# Start of Data listing
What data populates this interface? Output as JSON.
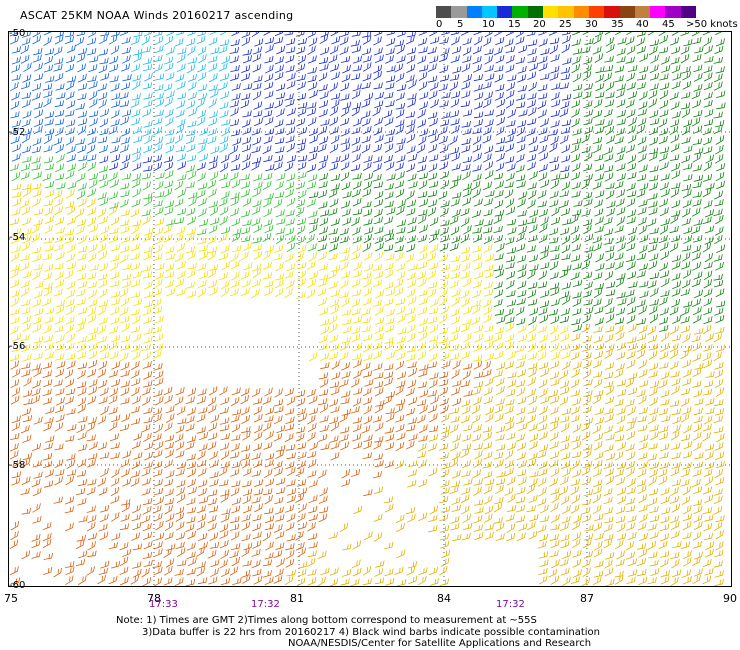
{
  "title": "ASCAT 25KM NOAA Winds 20160217 ascending",
  "legend": {
    "labels": [
      "0",
      "5",
      "10",
      "15",
      "20",
      "25",
      "30",
      "35",
      "40",
      "45",
      ">50 knots"
    ],
    "colors": [
      "#4d4d4d",
      "#9a9a9a",
      "#0080ff",
      "#00c8ff",
      "#1a2ad6",
      "#00b000",
      "#007000",
      "#ffe000",
      "#ffc400",
      "#ff8c00",
      "#ff4000",
      "#d81010",
      "#8b4513",
      "#c08040",
      "#ff00ff",
      "#a000c8",
      "#500080"
    ]
  },
  "lat_labels": [
    "-50",
    "-52",
    "-54",
    "-56",
    "-58",
    "-60"
  ],
  "lon_labels": [
    "75",
    "78",
    "81",
    "84",
    "87",
    "90"
  ],
  "pass_times": [
    "17:33",
    "17:32",
    "17:32"
  ],
  "notes": [
    "Note: 1) Times are GMT 2)Times along bottom correspond to measurement at ~55S",
    "3)Data buffer is 22 hrs from 20160217 4) Black wind barbs indicate possible contamination",
    "NOAA/NESDIS/Center for Satellite Applications and Research"
  ]
}
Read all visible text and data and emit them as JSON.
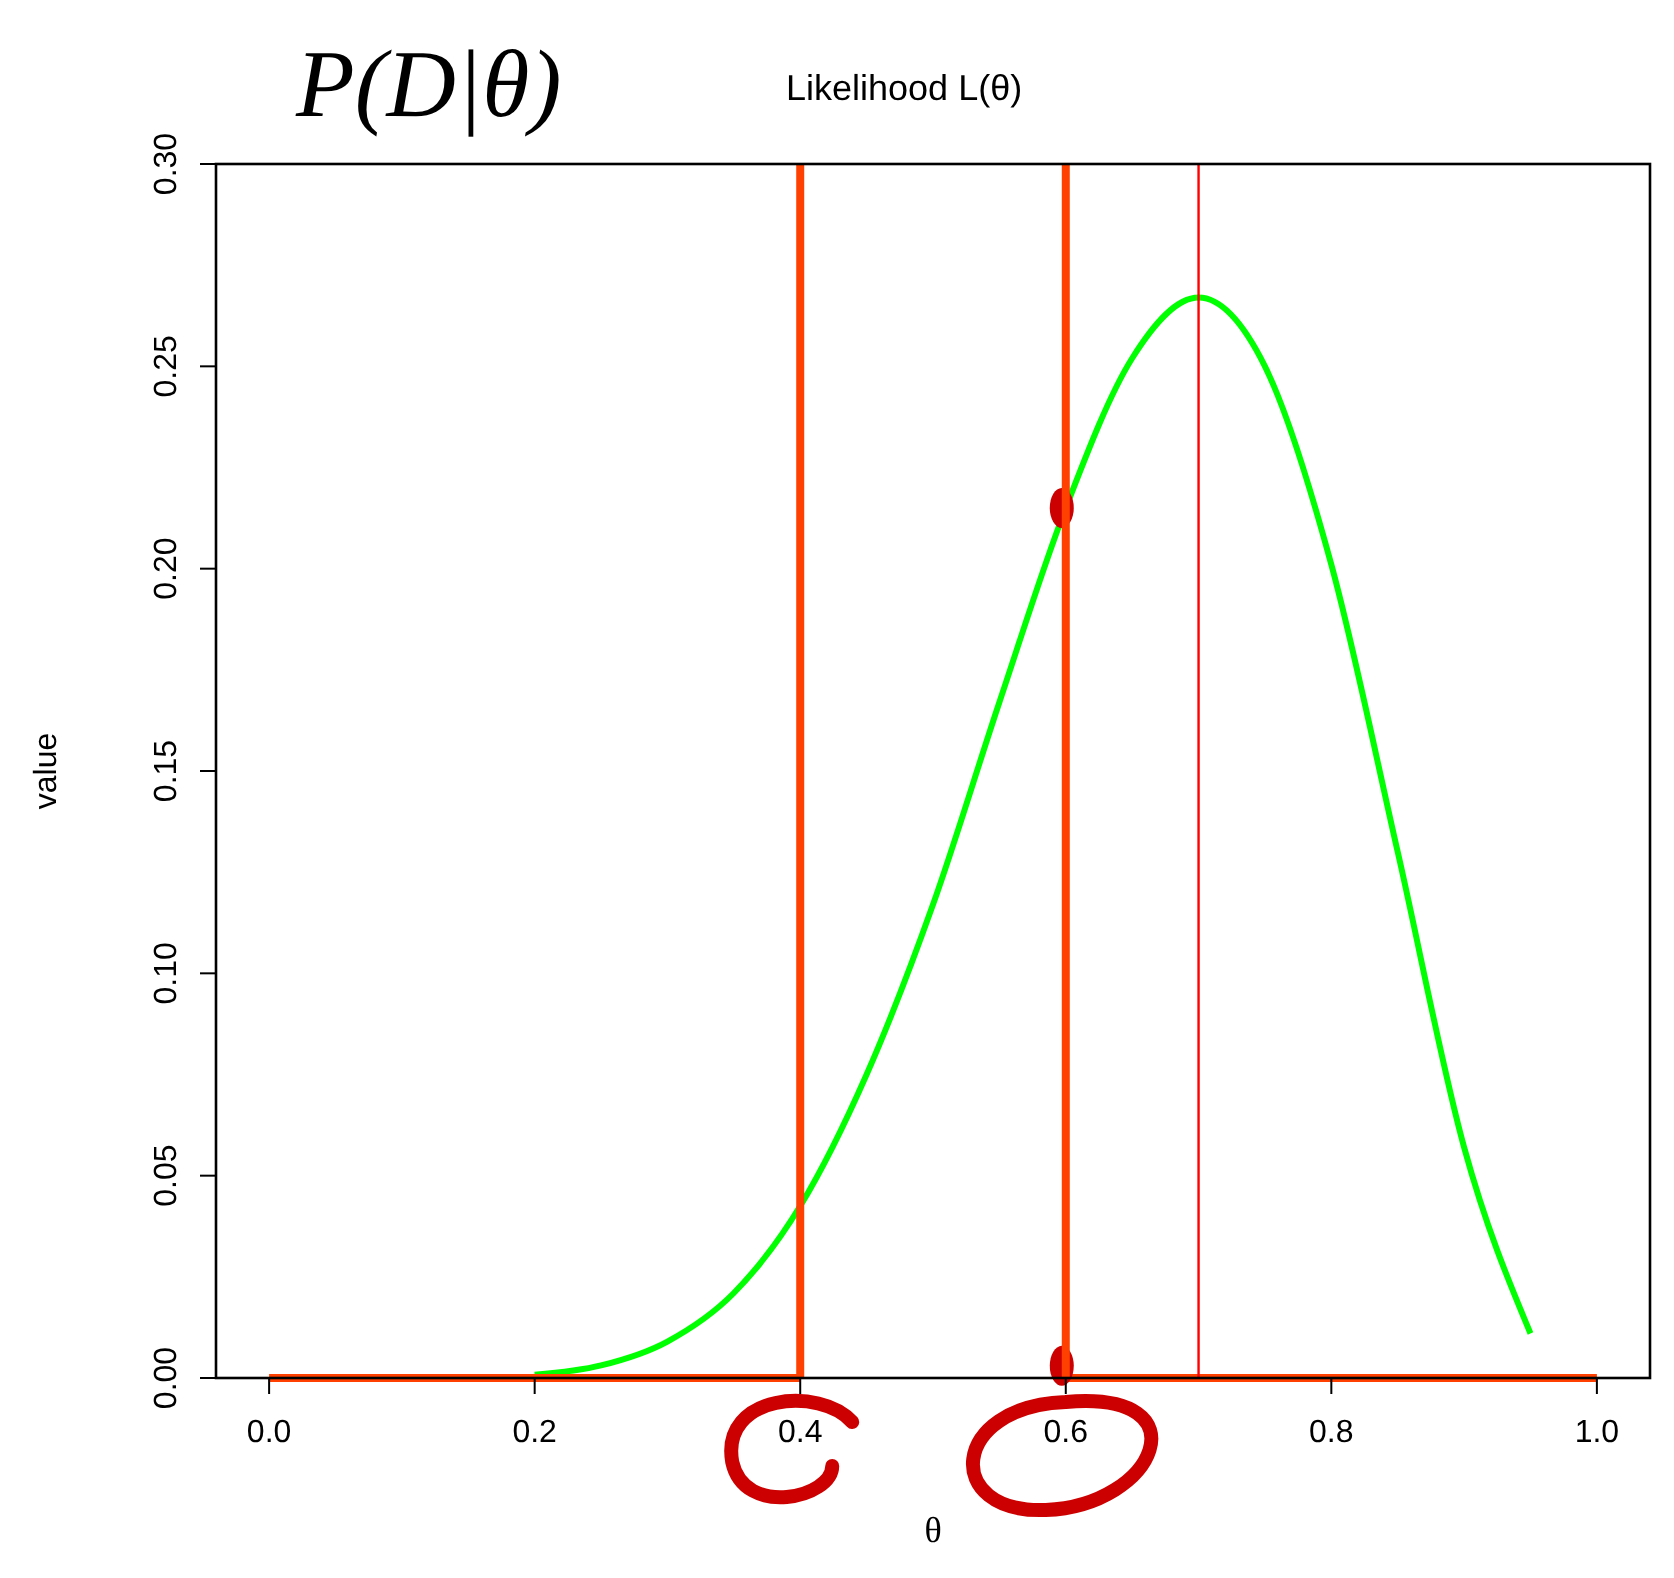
{
  "chart_data": {
    "type": "line",
    "title": "Likelihood L(θ)",
    "xlabel": "θ",
    "ylabel": "value",
    "annotations": [
      "P(D|θ)"
    ],
    "xlim": [
      -0.04,
      1.04
    ],
    "xticks": [
      {
        "value": 0,
        "label": "0.0"
      },
      0.2,
      0.4,
      0.6,
      0.8,
      {
        "value": 1,
        "label": "1.0"
      }
    ],
    "ylim": [
      0,
      0.3
    ],
    "yticks": [
      {
        "value": 0,
        "label": "0.00"
      },
      0.05,
      {
        "value": 0.1,
        "label": "0.10"
      },
      0.15,
      {
        "value": 0.2,
        "label": "0.20"
      },
      0.25,
      {
        "value": 0.3,
        "label": "0.30"
      }
    ],
    "grid": false,
    "series": [
      {
        "color": "#00ff00",
        "x": [
          0.2,
          0.25,
          0.3,
          0.35,
          0.4,
          0.45,
          0.5,
          0.55,
          0.6,
          0.65,
          0.7,
          0.75,
          0.8,
          0.85,
          0.9,
          0.95
        ],
        "values": [
          0.0008,
          0.0031,
          0.009,
          0.021,
          0.0425,
          0.075,
          0.117,
          0.167,
          0.215,
          0.252,
          0.267,
          0.25,
          0.201,
          0.13,
          0.057,
          0.011
        ]
      },
      {
        "color": "#ff4000",
        "x": [
          0,
          0.4
        ],
        "values": [
          0,
          0
        ]
      },
      {
        "color": "#ff4000",
        "x": [
          0.6,
          1.0
        ],
        "values": [
          0,
          0
        ]
      },
      {
        "type": "scatter",
        "color": "#cc0000",
        "marker": "circle",
        "x": [
          0.6,
          0.6
        ],
        "values": [
          0.215,
          0.003
        ]
      }
    ],
    "ref_lines": [
      {
        "axis": "x",
        "value": 0.4,
        "color": "#ff4000",
        "line_style": "solid"
      },
      {
        "axis": "x",
        "value": 0.6,
        "color": "#ff4000",
        "line_style": "solid"
      },
      {
        "axis": "x",
        "value": 0.7,
        "color": "#ff0000"
      }
    ]
  }
}
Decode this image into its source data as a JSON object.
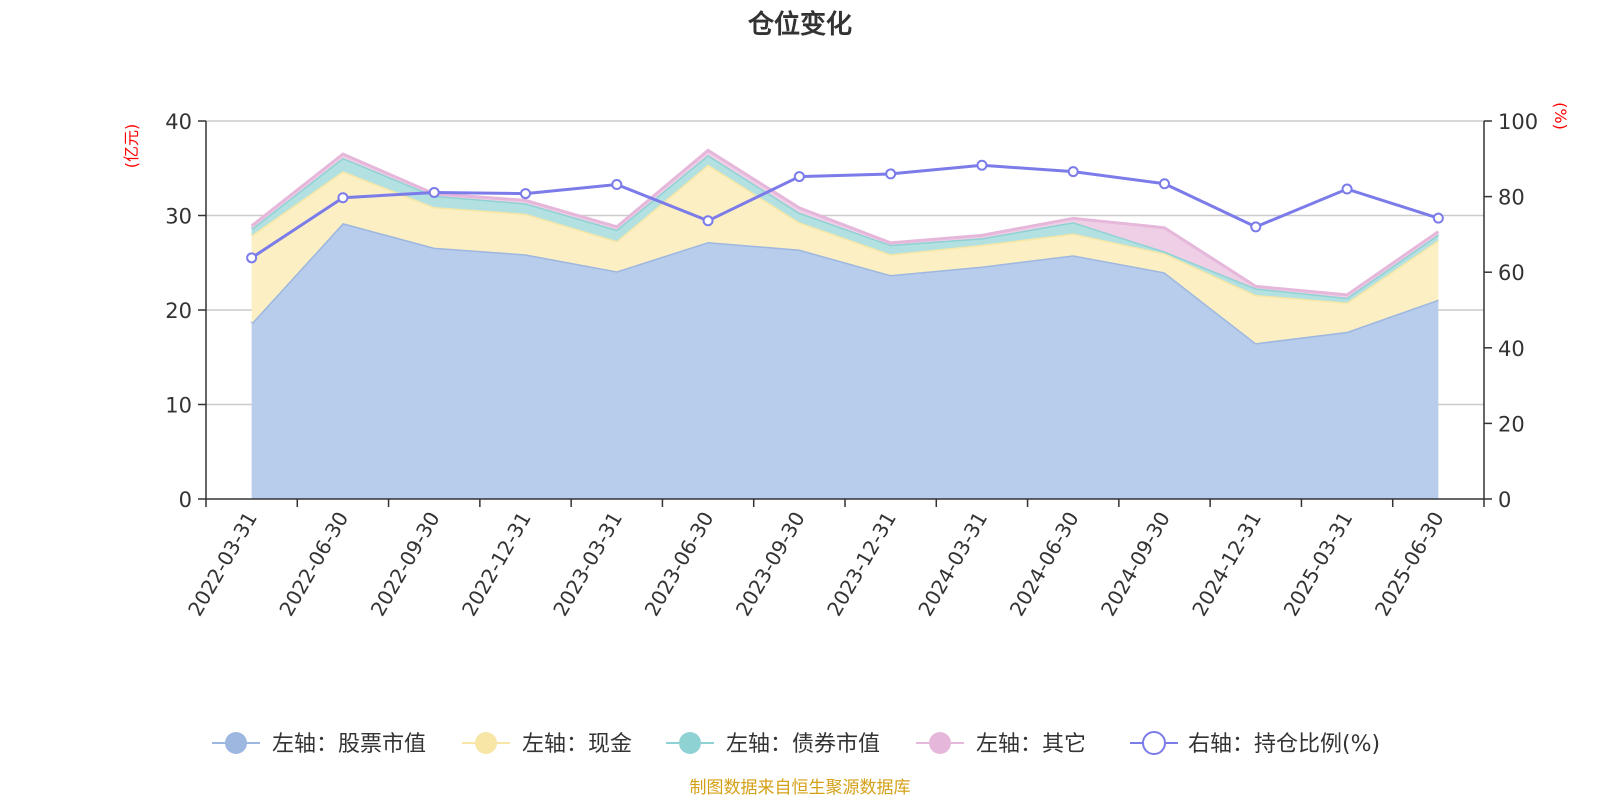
{
  "chart_data": {
    "type": "area",
    "title": "仓位变化",
    "left_axis_unit": "(亿元)",
    "right_axis_unit": "(%)",
    "categories": [
      "2022-03-31",
      "2022-06-30",
      "2022-09-30",
      "2022-12-31",
      "2023-03-31",
      "2023-06-30",
      "2023-09-30",
      "2023-12-31",
      "2024-03-31",
      "2024-06-30",
      "2024-09-30",
      "2024-12-31",
      "2025-03-31",
      "2025-06-30"
    ],
    "y_left": {
      "min": 0,
      "max": 40,
      "ticks": [
        "0",
        "10",
        "20",
        "30",
        "40"
      ]
    },
    "y_right": {
      "min": 0,
      "max": 100,
      "ticks": [
        "0",
        "20",
        "40",
        "60",
        "80",
        "100"
      ]
    },
    "stacked": true,
    "series": [
      {
        "name": "左轴：股票市值",
        "axis": "left",
        "color": "#9db7e0",
        "fill": "#b8cceb",
        "values": [
          18.6,
          29.2,
          26.6,
          25.9,
          24.1,
          27.2,
          26.4,
          23.7,
          24.6,
          25.8,
          24.0,
          16.5,
          17.7,
          21.1
        ]
      },
      {
        "name": "左轴：现金",
        "axis": "left",
        "color": "#f7e6a6",
        "fill": "#fbefc3",
        "values": [
          9.3,
          5.5,
          4.3,
          4.3,
          3.2,
          8.2,
          2.9,
          2.2,
          2.3,
          2.3,
          2.0,
          5.1,
          3.1,
          6.3
        ]
      },
      {
        "name": "左轴：债券市值",
        "axis": "left",
        "color": "#8fd2d4",
        "fill": "#b3e1e2",
        "values": [
          0.7,
          1.4,
          1.2,
          1.1,
          1.2,
          1.0,
          1.0,
          1.0,
          0.7,
          1.2,
          0.2,
          0.7,
          0.5,
          0.6
        ]
      },
      {
        "name": "左轴：其它",
        "axis": "left",
        "color": "#e5b7da",
        "fill": "#efcfe5",
        "values": [
          0.3,
          0.4,
          0.2,
          0.3,
          0.3,
          0.5,
          0.5,
          0.2,
          0.3,
          0.4,
          2.5,
          0.2,
          0.3,
          0.3
        ]
      },
      {
        "name": "右轴：持仓比例(%)",
        "axis": "right",
        "type": "line",
        "color": "#7b7bea",
        "values": [
          63.8,
          79.7,
          81.1,
          80.8,
          83.2,
          73.6,
          85.3,
          86.0,
          88.3,
          86.6,
          83.4,
          72.0,
          82.0,
          74.3
        ]
      }
    ],
    "legend_position": "bottom",
    "grid": true
  },
  "source_text": "制图数据来自恒生聚源数据库"
}
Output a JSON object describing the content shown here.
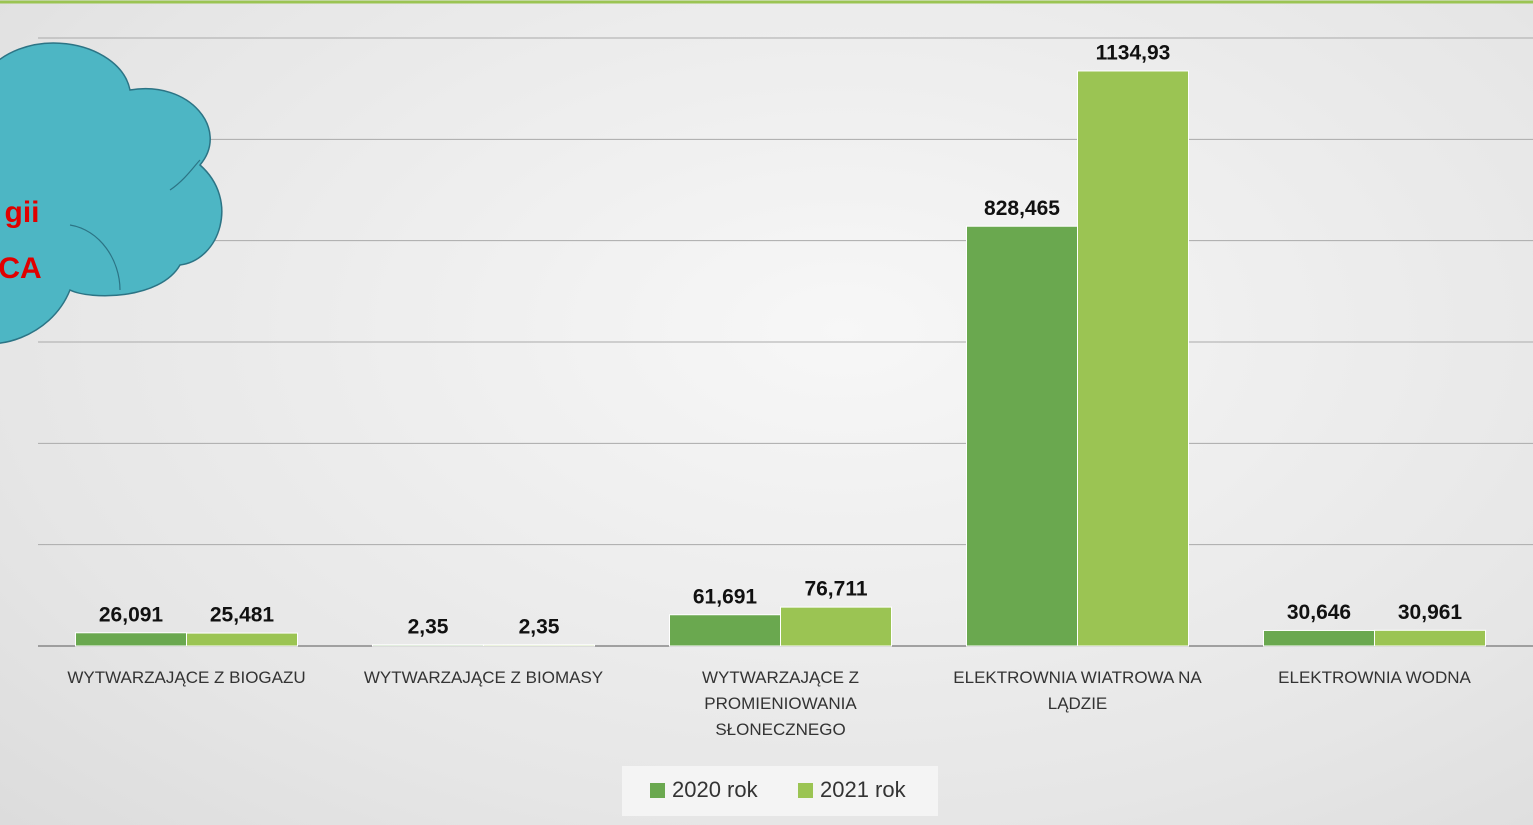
# End of Data listing
[Exercise requirements]
Leave every image out, and retype the material exactly.

[Exercise response]
What data populates this interface? Output as JSON.
{
  "title": "ASCAT 25KM NOAA Winds 20160217 ascending",
  "legend": {
    "labels": [
      "0",
      "5",
      "10",
      "15",
      "20",
      "25",
      "30",
      "35",
      "40",
      "45",
      ">50 knots"
    ],
    "colors": [
      "#4d4d4d",
      "#9a9a9a",
      "#0080ff",
      "#00c8ff",
      "#1a2ad6",
      "#00b000",
      "#007000",
      "#ffe000",
      "#ffc400",
      "#ff8c00",
      "#ff4000",
      "#d81010",
      "#8b4513",
      "#c08040",
      "#ff00ff",
      "#a000c8",
      "#500080"
    ]
  },
  "lat_labels": [
    "-50",
    "-52",
    "-54",
    "-56",
    "-58",
    "-60"
  ],
  "lon_labels": [
    "75",
    "78",
    "81",
    "84",
    "87",
    "90"
  ],
  "pass_times": [
    "17:33",
    "17:32",
    "17:32"
  ],
  "notes": [
    "Note: 1) Times are GMT 2)Times along bottom correspond to measurement at ~55S",
    "3)Data buffer is 22 hrs from 20160217 4) Black wind barbs indicate possible contamination",
    "NOAA/NESDIS/Center for Satellite Applications and Research"
  ]
}
Read all visible text and data and emit them as JSON.
{
  "chart_data": {
    "type": "line",
    "title": "Likelihood L(θ)",
    "xlabel": "θ",
    "ylabel": "value",
    "annotations": [
      "P(D|θ)"
    ],
    "xlim": [
      -0.04,
      1.04
    ],
    "xticks": [
      {
        "value": 0,
        "label": "0.0"
      },
      0.2,
      0.4,
      0.6,
      0.8,
      {
        "value": 1,
        "label": "1.0"
      }
    ],
    "ylim": [
      0,
      0.3
    ],
    "yticks": [
      {
        "value": 0,
        "label": "0.00"
      },
      0.05,
      {
        "value": 0.1,
        "label": "0.10"
      },
      0.15,
      {
        "value": 0.2,
        "label": "0.20"
      },
      0.25,
      {
        "value": 0.3,
        "label": "0.30"
      }
    ],
    "grid": false,
    "series": [
      {
        "color": "#00ff00",
        "x": [
          0.2,
          0.25,
          0.3,
          0.35,
          0.4,
          0.45,
          0.5,
          0.55,
          0.6,
          0.65,
          0.7,
          0.75,
          0.8,
          0.85,
          0.9,
          0.95
        ],
        "values": [
          0.0008,
          0.0031,
          0.009,
          0.021,
          0.0425,
          0.075,
          0.117,
          0.167,
          0.215,
          0.252,
          0.267,
          0.25,
          0.201,
          0.13,
          0.057,
          0.011
        ]
      },
      {
        "color": "#ff4000",
        "x": [
          0,
          0.4
        ],
        "values": [
          0,
          0
        ]
      },
      {
        "color": "#ff4000",
        "x": [
          0.6,
          1.0
        ],
        "values": [
          0,
          0
        ]
      },
      {
        "type": "scatter",
        "color": "#cc0000",
        "marker": "circle",
        "x": [
          0.6,
          0.6
        ],
        "values": [
          0.215,
          0.003
        ]
      }
    ],
    "ref_lines": [
      {
        "axis": "x",
        "value": 0.4,
        "color": "#ff4000",
        "line_style": "solid"
      },
      {
        "axis": "x",
        "value": 0.6,
        "color": "#ff4000",
        "line_style": "solid"
      },
      {
        "axis": "x",
        "value": 0.7,
        "color": "#ff0000"
      }
    ]
  }
}
Decode this image into its source data as a JSON object.
{
  "chart_data": {
    "type": "area",
    "title": "仓位变化",
    "left_axis_unit": "(亿元)",
    "right_axis_unit": "(%)",
    "categories": [
      "2022-03-31",
      "2022-06-30",
      "2022-09-30",
      "2022-12-31",
      "2023-03-31",
      "2023-06-30",
      "2023-09-30",
      "2023-12-31",
      "2024-03-31",
      "2024-06-30",
      "2024-09-30",
      "2024-12-31",
      "2025-03-31",
      "2025-06-30"
    ],
    "y_left": {
      "min": 0,
      "max": 40,
      "ticks": [
        "0",
        "10",
        "20",
        "30",
        "40"
      ]
    },
    "y_right": {
      "min": 0,
      "max": 100,
      "ticks": [
        "0",
        "20",
        "40",
        "60",
        "80",
        "100"
      ]
    },
    "stacked": true,
    "series": [
      {
        "name": "左轴：股票市值",
        "axis": "left",
        "color": "#9db7e0",
        "fill": "#b8cceb",
        "values": [
          18.6,
          29.2,
          26.6,
          25.9,
          24.1,
          27.2,
          26.4,
          23.7,
          24.6,
          25.8,
          24.0,
          16.5,
          17.7,
          21.1
        ]
      },
      {
        "name": "左轴：现金",
        "axis": "left",
        "color": "#f7e6a6",
        "fill": "#fbefc3",
        "values": [
          9.3,
          5.5,
          4.3,
          4.3,
          3.2,
          8.2,
          2.9,
          2.2,
          2.3,
          2.3,
          2.0,
          5.1,
          3.1,
          6.3
        ]
      },
      {
        "name": "左轴：债券市值",
        "axis": "left",
        "color": "#8fd2d4",
        "fill": "#b3e1e2",
        "values": [
          0.7,
          1.4,
          1.2,
          1.1,
          1.2,
          1.0,
          1.0,
          1.0,
          0.7,
          1.2,
          0.2,
          0.7,
          0.5,
          0.6
        ]
      },
      {
        "name": "左轴：其它",
        "axis": "left",
        "color": "#e5b7da",
        "fill": "#efcfe5",
        "values": [
          0.3,
          0.4,
          0.2,
          0.3,
          0.3,
          0.5,
          0.5,
          0.2,
          0.3,
          0.4,
          2.5,
          0.2,
          0.3,
          0.3
        ]
      },
      {
        "name": "右轴：持仓比例(%)",
        "axis": "right",
        "type": "line",
        "color": "#7b7bea",
        "values": [
          63.8,
          79.7,
          81.1,
          80.8,
          83.2,
          73.6,
          85.3,
          86.0,
          88.3,
          86.6,
          83.4,
          72.0,
          82.0,
          74.3
        ]
      }
    ],
    "legend_position": "bottom",
    "grid": true
  },
  "source_text": "制图数据来自恒生聚源数据库"
}
Output a JSON object describing the content shown here.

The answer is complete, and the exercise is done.